## start Provided records
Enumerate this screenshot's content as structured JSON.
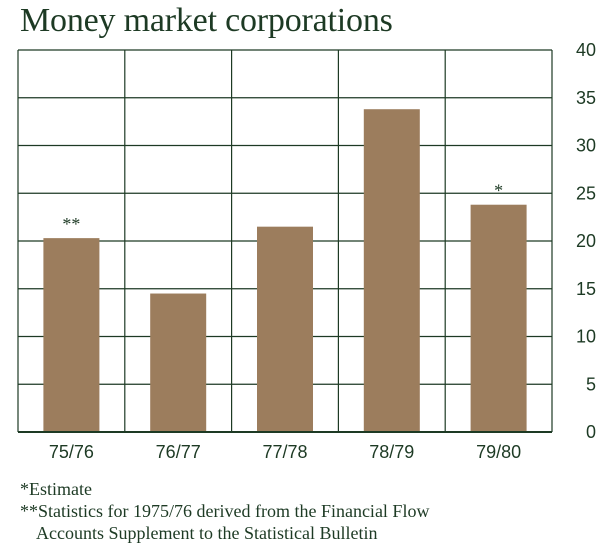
{
  "chart_data": {
    "type": "bar",
    "title": "Money market corporations",
    "categories": [
      "75/76",
      "76/77",
      "77/78",
      "78/79",
      "79/80"
    ],
    "values": [
      20.3,
      14.5,
      21.5,
      33.8,
      23.8
    ],
    "bar_markers": [
      "**",
      "",
      "",
      "",
      "*"
    ],
    "ylim": [
      0,
      40
    ],
    "yticks": [
      0,
      5,
      10,
      15,
      20,
      25,
      30,
      35,
      40
    ],
    "grid": true,
    "bar_color": "#9c7d5d",
    "grid_color": "#1d3a24"
  },
  "footnotes": {
    "estimate": "*Estimate",
    "statistics_line1": "**Statistics for 1975/76 derived from the Financial Flow",
    "statistics_line2": "Accounts Supplement to the Statistical Bulletin"
  }
}
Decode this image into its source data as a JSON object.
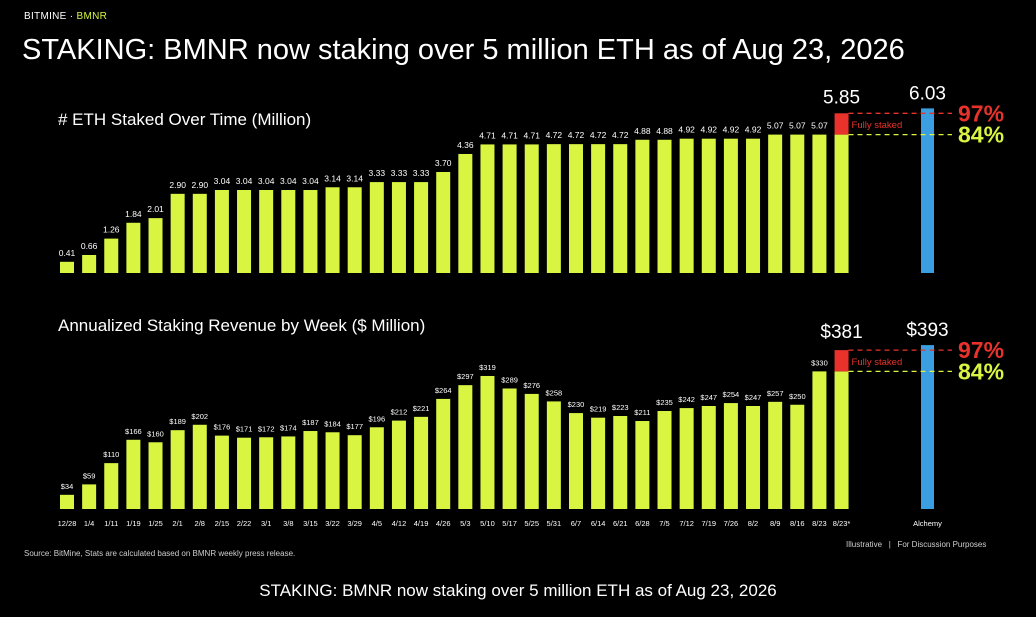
{
  "brand": {
    "company": "BITMINE",
    "separator": " · ",
    "ticker": "BMNR"
  },
  "title": "STAKING: BMNR now staking over 5 million ETH as of Aug 23, 2026",
  "source_note": "Source: BitMine, Stats are calculated based on BMNR weekly press release.",
  "disclaimer": {
    "left": "Illustrative",
    "separator": "|",
    "right": "For Discussion Purposes"
  },
  "caption": "STAKING: BMNR now staking over 5 million ETH as of Aug 23, 2026",
  "colors": {
    "bar": "#d9f542",
    "alchemy": "#3b9ee0",
    "fully_staked": "#e8322b",
    "line_97": "#e8322b",
    "line_84": "#d9f542",
    "background": "#000000"
  },
  "chart_data": [
    {
      "type": "bar",
      "title": "# ETH Staked Over Time (Million)",
      "categories": [
        "12/28",
        "1/4",
        "1/11",
        "1/19",
        "1/25",
        "2/1",
        "2/8",
        "2/15",
        "2/22",
        "3/1",
        "3/8",
        "3/15",
        "3/22",
        "3/29",
        "4/5",
        "4/12",
        "4/19",
        "4/26",
        "5/3",
        "5/10",
        "5/17",
        "5/25",
        "5/31",
        "6/7",
        "6/14",
        "6/21",
        "6/28",
        "7/5",
        "7/12",
        "7/19",
        "7/26",
        "8/2",
        "8/9",
        "8/16",
        "8/23",
        "8/23*"
      ],
      "values": [
        0.41,
        0.66,
        1.26,
        1.84,
        2.01,
        2.9,
        2.9,
        3.04,
        3.04,
        3.04,
        3.04,
        3.04,
        3.14,
        3.14,
        3.33,
        3.33,
        3.33,
        3.7,
        4.36,
        4.71,
        4.71,
        4.71,
        4.72,
        4.72,
        4.72,
        4.72,
        4.88,
        4.88,
        4.92,
        4.92,
        4.92,
        4.92,
        5.07,
        5.07,
        5.07,
        5.07
      ],
      "value_labels": [
        "0.41",
        "0.66",
        "1.26",
        "1.84",
        "2.01",
        "2.90",
        "2.90",
        "3.04",
        "3.04",
        "3.04",
        "3.04",
        "3.04",
        "3.14",
        "3.14",
        "3.33",
        "3.33",
        "3.33",
        "3.70",
        "4.36",
        "4.71",
        "4.71",
        "4.71",
        "4.72",
        "4.72",
        "4.72",
        "4.72",
        "4.88",
        "4.88",
        "4.92",
        "4.92",
        "4.92",
        "4.92",
        "5.07",
        "5.07",
        "5.07",
        ""
      ],
      "fully_staked": {
        "category": "8/23*",
        "total": 5.85,
        "label": "5.85",
        "text": "Fully staked"
      },
      "alchemy": {
        "name": "Alchemy",
        "value": 6.03,
        "label": "6.03"
      },
      "reference_lines": [
        {
          "label": "97%",
          "value": 5.85,
          "color": "#e8322b"
        },
        {
          "label": "84%",
          "value": 5.07,
          "color": "#d9f542"
        }
      ]
    },
    {
      "type": "bar",
      "title": "Annualized Staking Revenue by Week ($ Million)",
      "categories": [
        "12/28",
        "1/4",
        "1/11",
        "1/19",
        "1/25",
        "2/1",
        "2/8",
        "2/15",
        "2/22",
        "3/1",
        "3/8",
        "3/15",
        "3/22",
        "3/29",
        "4/5",
        "4/12",
        "4/19",
        "4/26",
        "5/3",
        "5/10",
        "5/17",
        "5/25",
        "5/31",
        "6/7",
        "6/14",
        "6/21",
        "6/28",
        "7/5",
        "7/12",
        "7/19",
        "7/26",
        "8/2",
        "8/9",
        "8/16",
        "8/23",
        "8/23*"
      ],
      "values": [
        34,
        59,
        110,
        166,
        160,
        189,
        202,
        176,
        171,
        172,
        174,
        187,
        184,
        177,
        196,
        212,
        221,
        264,
        297,
        319,
        289,
        276,
        258,
        230,
        219,
        223,
        211,
        235,
        242,
        247,
        254,
        247,
        257,
        250,
        330,
        330
      ],
      "value_labels": [
        "$34",
        "$59",
        "$110",
        "$166",
        "$160",
        "$189",
        "$202",
        "$176",
        "$171",
        "$172",
        "$174",
        "$187",
        "$184",
        "$177",
        "$196",
        "$212",
        "$221",
        "$264",
        "$297",
        "$319",
        "$289",
        "$276",
        "$258",
        "$230",
        "$219",
        "$223",
        "$211",
        "$235",
        "$242",
        "$247",
        "$254",
        "$247",
        "$257",
        "$250",
        "$330",
        ""
      ],
      "fully_staked": {
        "category": "8/23*",
        "total": 381,
        "label": "$381",
        "text": "Fully staked"
      },
      "alchemy": {
        "name": "Alchemy",
        "value": 393,
        "label": "$393"
      },
      "reference_lines": [
        {
          "label": "97%",
          "value": 381,
          "color": "#e8322b"
        },
        {
          "label": "84%",
          "value": 330,
          "color": "#d9f542"
        }
      ]
    }
  ]
}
## end Provided records
Which lines contain the word "BMNR"? Copy each of them.

Solved problem ->
    "ticker": "BMNR"
  "title": "STAKING: BMNR now staking over 5 million ETH as of Aug 23, 2026",
  "source_note": "Source: BitMine, Stats are calculated based on BMNR weekly press release.",
  "caption": "STAKING: BMNR now staking over 5 million ETH as of Aug 23, 2026",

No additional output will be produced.